== STATED TASK ==
Search the records that follow and extract every line containing the string "我用一生等你可不可以".
## BEGIN
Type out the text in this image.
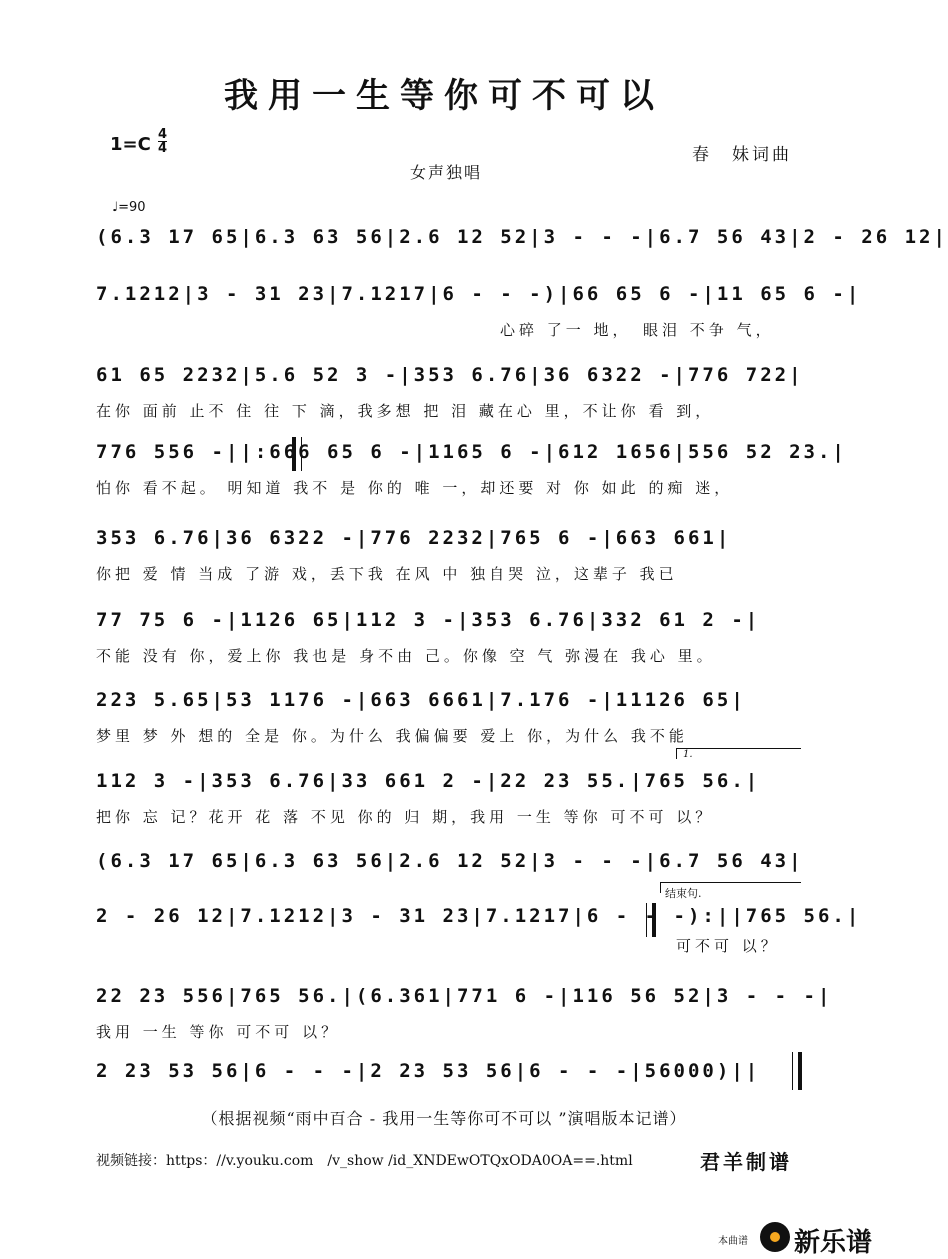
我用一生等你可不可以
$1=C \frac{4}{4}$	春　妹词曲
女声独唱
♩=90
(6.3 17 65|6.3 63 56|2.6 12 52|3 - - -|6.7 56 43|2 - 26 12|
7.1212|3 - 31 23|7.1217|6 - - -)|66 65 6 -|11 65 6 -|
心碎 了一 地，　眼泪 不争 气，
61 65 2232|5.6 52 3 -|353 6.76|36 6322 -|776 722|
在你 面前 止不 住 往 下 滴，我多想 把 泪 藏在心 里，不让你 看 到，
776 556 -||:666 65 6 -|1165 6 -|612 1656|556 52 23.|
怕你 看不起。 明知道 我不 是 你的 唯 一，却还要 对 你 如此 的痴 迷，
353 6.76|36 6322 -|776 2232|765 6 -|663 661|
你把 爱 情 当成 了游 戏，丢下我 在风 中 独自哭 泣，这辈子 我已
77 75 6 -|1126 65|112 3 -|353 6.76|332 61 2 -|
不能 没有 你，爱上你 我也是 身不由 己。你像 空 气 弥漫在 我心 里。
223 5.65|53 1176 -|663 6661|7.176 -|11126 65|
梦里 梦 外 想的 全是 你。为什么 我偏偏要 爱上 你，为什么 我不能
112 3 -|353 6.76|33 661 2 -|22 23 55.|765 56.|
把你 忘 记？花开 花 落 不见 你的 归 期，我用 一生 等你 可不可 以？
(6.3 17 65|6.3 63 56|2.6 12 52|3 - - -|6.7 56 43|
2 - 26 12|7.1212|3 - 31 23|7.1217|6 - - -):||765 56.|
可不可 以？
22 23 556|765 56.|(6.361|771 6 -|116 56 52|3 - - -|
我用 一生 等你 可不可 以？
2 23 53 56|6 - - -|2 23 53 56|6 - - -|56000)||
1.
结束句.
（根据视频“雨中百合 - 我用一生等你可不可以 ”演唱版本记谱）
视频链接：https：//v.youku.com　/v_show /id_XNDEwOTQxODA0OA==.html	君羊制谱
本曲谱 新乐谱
## END
== EXPECTED ANSWER ==
我用一生等你可不可以
（根据视频“雨中百合 - 我用一生等你可不可以 ”演唱版本记谱）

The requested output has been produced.